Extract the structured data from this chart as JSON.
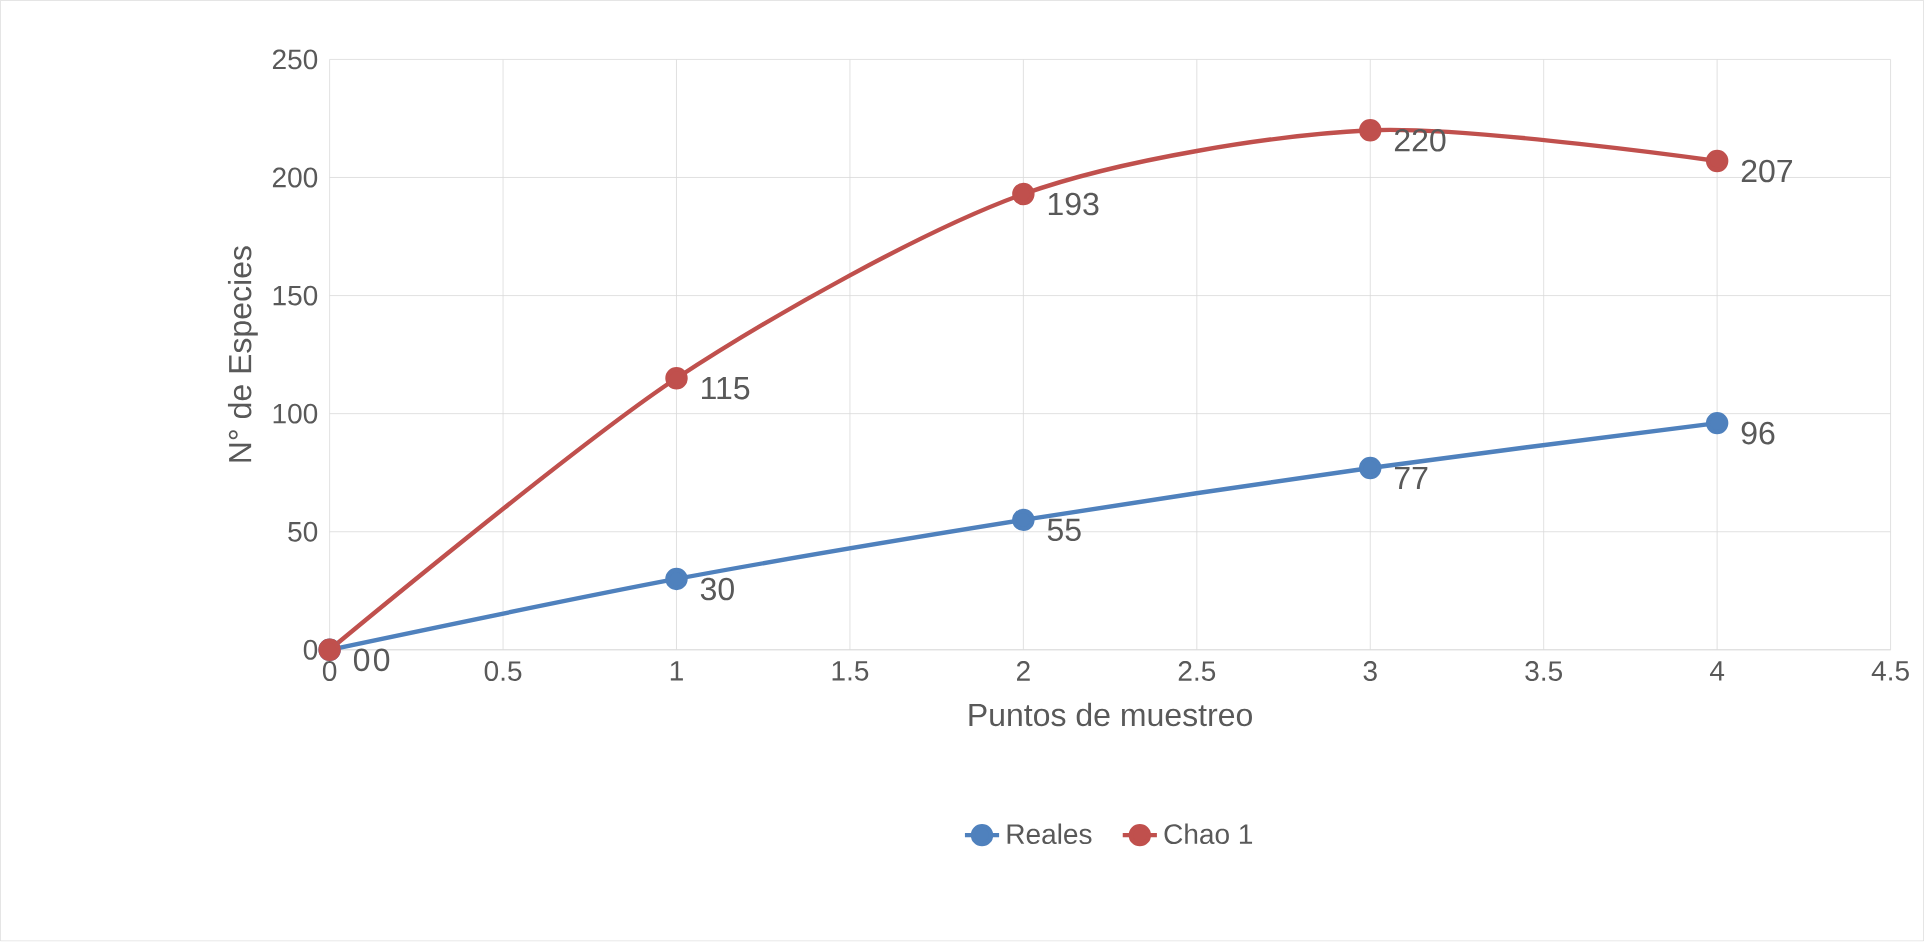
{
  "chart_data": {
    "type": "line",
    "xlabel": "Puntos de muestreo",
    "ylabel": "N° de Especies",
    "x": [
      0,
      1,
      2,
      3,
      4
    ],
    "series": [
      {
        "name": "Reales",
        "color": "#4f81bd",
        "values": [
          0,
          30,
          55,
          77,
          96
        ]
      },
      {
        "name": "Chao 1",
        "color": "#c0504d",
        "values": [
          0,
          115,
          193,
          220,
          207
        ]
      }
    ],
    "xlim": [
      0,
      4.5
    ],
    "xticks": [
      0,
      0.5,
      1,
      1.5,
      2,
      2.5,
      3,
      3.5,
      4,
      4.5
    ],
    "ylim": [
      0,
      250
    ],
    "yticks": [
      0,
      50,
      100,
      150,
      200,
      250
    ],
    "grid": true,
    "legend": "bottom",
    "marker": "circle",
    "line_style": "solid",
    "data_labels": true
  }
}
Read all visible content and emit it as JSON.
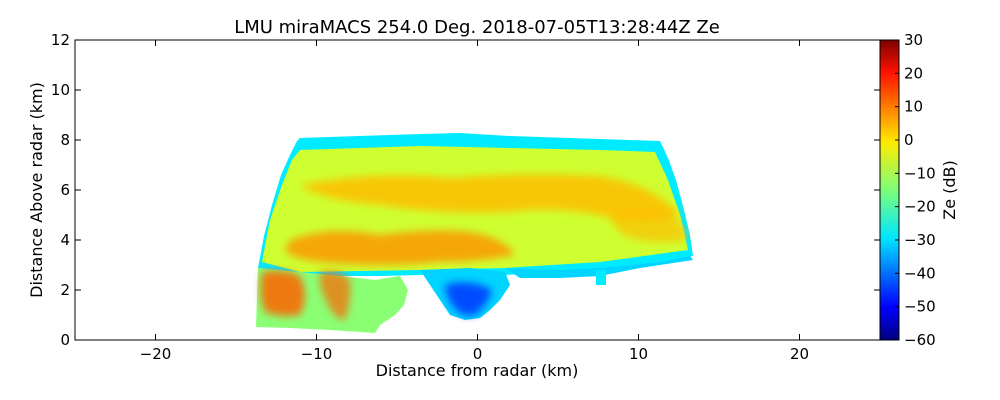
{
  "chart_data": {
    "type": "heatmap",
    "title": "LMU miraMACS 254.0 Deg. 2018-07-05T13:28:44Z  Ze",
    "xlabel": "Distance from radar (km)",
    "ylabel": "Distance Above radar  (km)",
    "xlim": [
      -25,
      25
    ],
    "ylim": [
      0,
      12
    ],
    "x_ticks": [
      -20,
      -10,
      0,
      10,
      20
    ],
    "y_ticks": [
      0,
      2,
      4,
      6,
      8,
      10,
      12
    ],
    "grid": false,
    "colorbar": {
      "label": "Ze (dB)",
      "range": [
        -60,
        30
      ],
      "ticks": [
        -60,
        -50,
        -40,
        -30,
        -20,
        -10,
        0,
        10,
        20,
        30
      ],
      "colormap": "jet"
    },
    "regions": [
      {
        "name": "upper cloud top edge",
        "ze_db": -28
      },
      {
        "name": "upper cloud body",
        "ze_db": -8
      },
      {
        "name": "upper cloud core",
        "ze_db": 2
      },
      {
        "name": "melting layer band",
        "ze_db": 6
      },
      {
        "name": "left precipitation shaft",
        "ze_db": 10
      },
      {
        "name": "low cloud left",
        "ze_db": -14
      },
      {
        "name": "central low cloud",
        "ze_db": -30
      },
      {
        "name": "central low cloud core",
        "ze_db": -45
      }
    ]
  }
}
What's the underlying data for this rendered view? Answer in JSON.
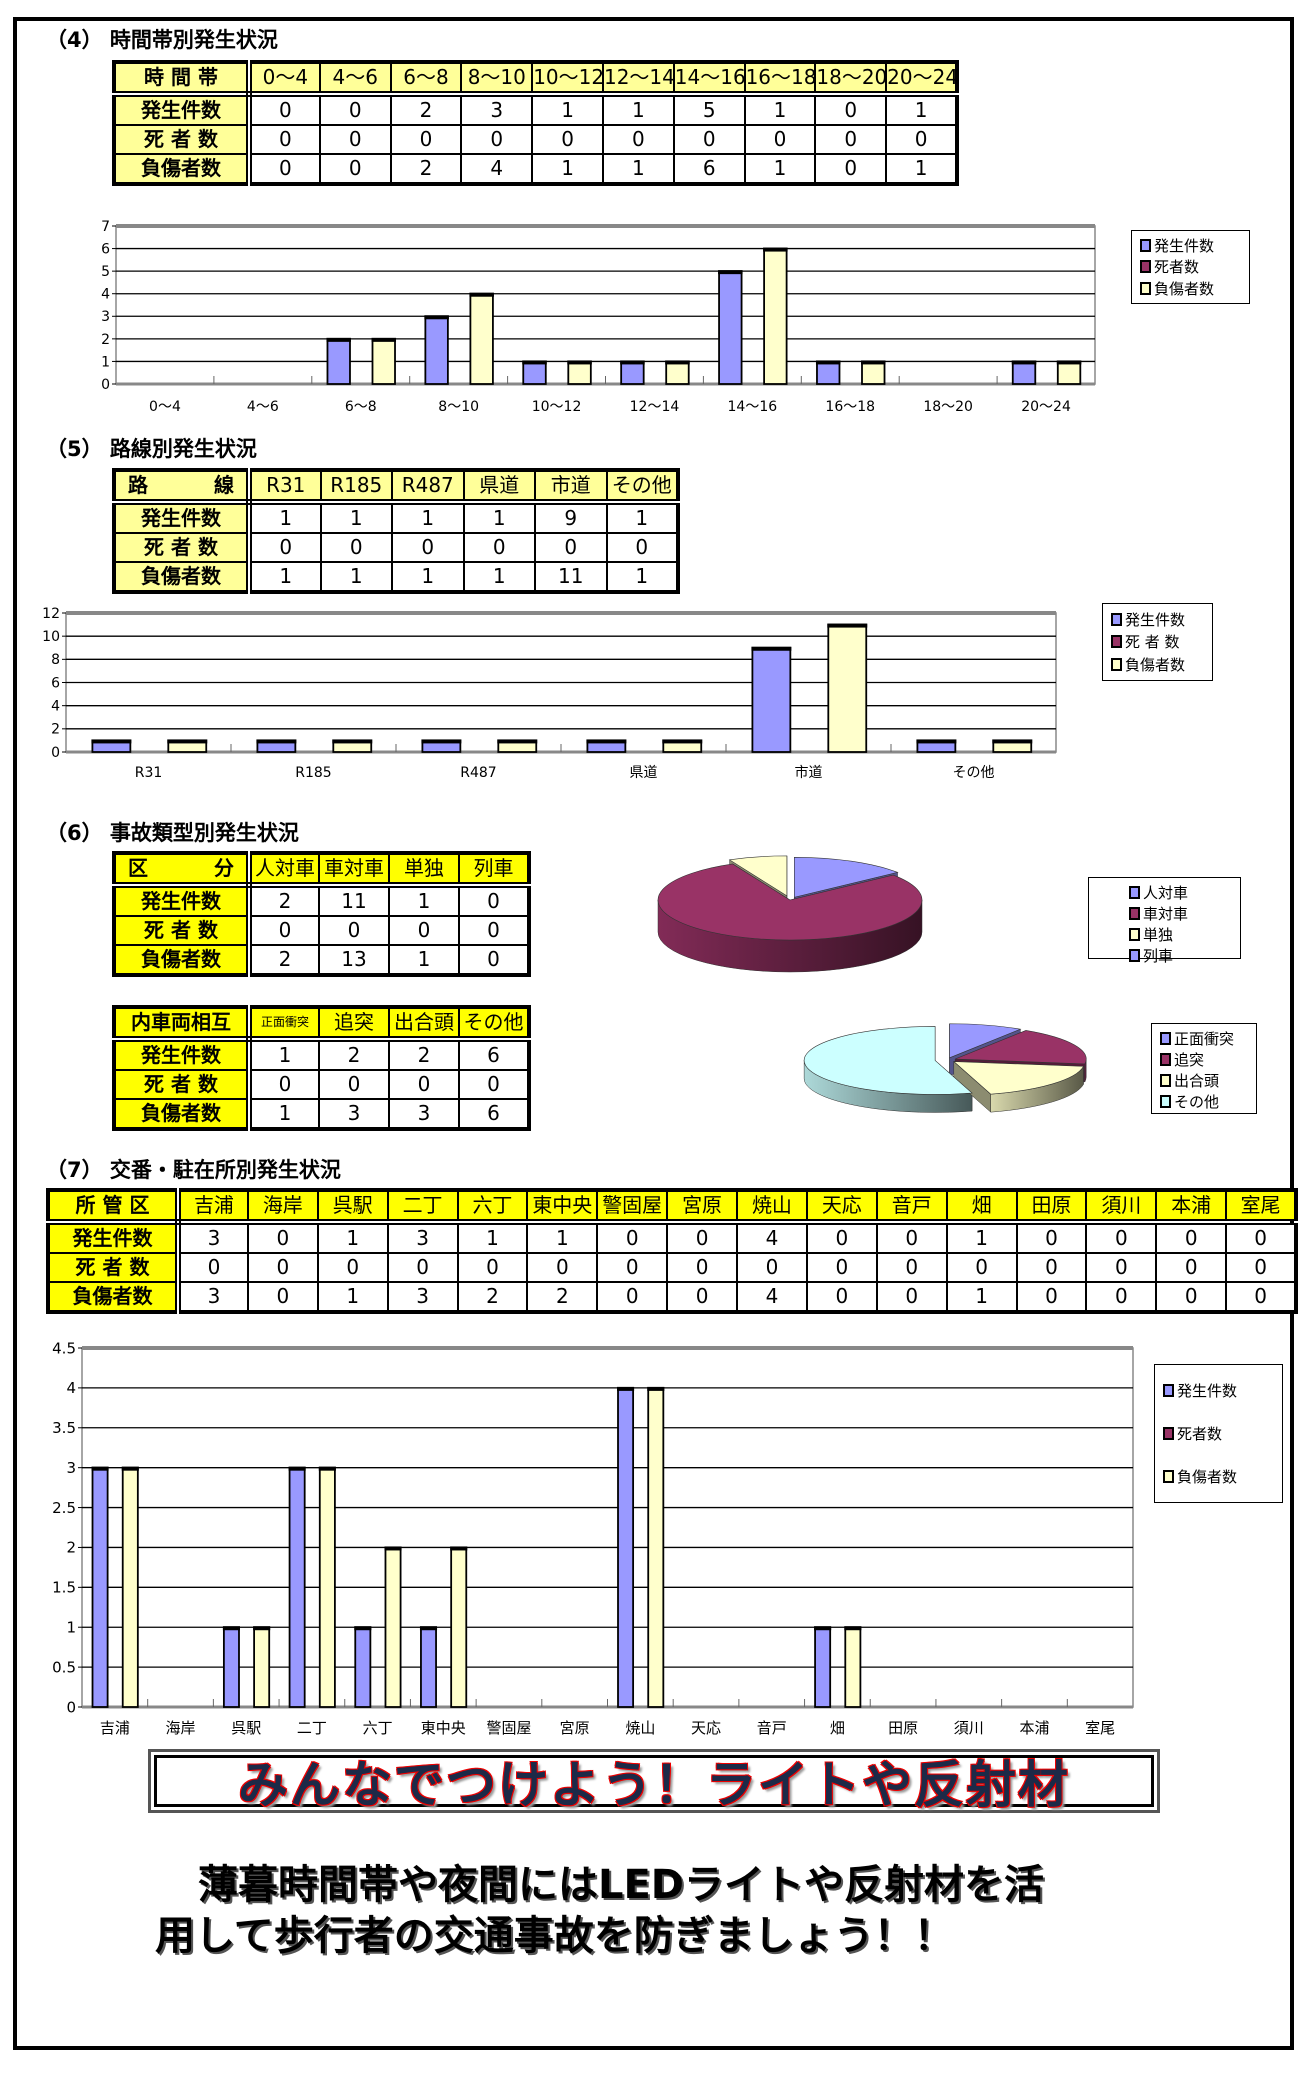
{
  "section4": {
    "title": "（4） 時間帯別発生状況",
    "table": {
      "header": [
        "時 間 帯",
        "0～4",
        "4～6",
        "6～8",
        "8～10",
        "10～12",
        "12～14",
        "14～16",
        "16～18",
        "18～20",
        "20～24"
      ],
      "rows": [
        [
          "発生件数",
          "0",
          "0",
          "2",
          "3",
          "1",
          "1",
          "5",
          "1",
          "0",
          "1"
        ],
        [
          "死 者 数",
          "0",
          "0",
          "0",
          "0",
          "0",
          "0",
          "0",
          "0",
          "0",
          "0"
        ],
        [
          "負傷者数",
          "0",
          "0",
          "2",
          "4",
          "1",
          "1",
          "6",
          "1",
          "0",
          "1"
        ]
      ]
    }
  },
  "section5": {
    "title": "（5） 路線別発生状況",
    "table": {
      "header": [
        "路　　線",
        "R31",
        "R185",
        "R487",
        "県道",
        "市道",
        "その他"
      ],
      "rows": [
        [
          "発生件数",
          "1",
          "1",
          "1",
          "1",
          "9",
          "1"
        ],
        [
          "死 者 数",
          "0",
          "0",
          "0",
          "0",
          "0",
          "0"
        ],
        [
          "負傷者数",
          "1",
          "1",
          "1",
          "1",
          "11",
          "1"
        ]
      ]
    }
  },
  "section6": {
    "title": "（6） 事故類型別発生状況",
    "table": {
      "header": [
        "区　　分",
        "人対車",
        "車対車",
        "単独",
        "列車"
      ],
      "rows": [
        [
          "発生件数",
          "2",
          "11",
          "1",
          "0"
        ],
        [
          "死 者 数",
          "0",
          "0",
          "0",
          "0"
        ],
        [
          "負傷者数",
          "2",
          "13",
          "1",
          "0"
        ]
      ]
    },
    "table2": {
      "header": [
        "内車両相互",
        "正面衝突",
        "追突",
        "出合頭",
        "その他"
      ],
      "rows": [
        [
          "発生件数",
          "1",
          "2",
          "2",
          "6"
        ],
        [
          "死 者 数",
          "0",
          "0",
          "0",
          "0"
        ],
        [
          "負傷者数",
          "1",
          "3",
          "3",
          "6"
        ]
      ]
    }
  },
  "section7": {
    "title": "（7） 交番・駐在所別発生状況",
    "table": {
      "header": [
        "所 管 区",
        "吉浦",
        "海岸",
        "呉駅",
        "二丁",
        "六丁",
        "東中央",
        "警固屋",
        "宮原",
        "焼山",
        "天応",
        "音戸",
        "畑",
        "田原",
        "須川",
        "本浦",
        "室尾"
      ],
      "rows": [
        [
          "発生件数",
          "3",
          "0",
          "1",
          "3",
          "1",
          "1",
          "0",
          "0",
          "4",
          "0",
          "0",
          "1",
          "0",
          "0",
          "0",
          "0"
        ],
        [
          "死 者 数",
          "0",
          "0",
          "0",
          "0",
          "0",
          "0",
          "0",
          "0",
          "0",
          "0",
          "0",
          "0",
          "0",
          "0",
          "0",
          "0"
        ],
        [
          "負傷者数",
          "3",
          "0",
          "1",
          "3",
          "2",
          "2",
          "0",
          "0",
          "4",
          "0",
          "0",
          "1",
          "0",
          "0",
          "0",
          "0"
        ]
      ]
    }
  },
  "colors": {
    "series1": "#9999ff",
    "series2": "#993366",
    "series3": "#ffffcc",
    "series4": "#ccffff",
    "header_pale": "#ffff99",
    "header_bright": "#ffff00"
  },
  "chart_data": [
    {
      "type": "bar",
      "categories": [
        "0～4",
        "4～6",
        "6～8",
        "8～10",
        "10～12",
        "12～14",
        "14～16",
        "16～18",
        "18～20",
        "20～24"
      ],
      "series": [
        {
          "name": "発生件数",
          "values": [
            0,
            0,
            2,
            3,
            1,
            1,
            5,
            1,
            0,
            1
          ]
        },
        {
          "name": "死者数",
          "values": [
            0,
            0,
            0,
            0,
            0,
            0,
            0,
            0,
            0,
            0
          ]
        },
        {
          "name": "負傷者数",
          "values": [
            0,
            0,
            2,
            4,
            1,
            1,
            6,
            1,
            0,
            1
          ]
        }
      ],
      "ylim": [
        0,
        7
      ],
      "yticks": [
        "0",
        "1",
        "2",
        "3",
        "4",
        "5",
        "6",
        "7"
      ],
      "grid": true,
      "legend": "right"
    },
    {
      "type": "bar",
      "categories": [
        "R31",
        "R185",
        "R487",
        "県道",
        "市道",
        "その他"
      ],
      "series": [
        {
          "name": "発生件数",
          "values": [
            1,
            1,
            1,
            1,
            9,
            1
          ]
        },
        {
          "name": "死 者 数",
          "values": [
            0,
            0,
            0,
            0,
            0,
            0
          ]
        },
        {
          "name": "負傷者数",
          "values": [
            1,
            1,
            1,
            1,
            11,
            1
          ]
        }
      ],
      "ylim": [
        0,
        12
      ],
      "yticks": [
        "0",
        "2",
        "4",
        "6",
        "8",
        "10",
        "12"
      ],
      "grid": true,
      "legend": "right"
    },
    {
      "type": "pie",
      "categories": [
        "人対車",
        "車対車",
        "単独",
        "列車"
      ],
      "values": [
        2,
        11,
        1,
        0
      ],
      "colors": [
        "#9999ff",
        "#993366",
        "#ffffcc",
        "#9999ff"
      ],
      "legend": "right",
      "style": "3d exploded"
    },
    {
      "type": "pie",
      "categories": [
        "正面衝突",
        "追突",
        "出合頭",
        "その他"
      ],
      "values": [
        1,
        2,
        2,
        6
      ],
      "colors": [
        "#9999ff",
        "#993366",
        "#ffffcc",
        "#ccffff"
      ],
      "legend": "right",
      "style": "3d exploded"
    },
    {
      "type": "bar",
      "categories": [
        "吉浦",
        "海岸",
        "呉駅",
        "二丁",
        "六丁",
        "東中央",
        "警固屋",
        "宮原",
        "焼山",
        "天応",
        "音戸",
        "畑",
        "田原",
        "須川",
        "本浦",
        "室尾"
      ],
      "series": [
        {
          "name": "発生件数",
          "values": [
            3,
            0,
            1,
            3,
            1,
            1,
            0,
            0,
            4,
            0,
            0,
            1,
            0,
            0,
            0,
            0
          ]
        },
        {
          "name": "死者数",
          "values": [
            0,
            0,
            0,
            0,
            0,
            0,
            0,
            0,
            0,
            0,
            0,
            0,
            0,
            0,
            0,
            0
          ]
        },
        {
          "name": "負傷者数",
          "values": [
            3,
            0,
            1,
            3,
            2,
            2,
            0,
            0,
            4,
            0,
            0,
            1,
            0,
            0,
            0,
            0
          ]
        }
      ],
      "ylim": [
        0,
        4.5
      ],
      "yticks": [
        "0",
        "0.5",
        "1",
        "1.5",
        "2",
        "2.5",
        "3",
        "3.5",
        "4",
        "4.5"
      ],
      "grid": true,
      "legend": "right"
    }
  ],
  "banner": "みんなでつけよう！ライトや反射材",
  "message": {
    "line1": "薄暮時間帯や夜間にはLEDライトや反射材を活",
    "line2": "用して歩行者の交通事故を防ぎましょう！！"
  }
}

**TASK BRIEF:**
Only the number is wanted: how many lines of the data contain the word "title"?

**EXERCISE RESPONSE:**
5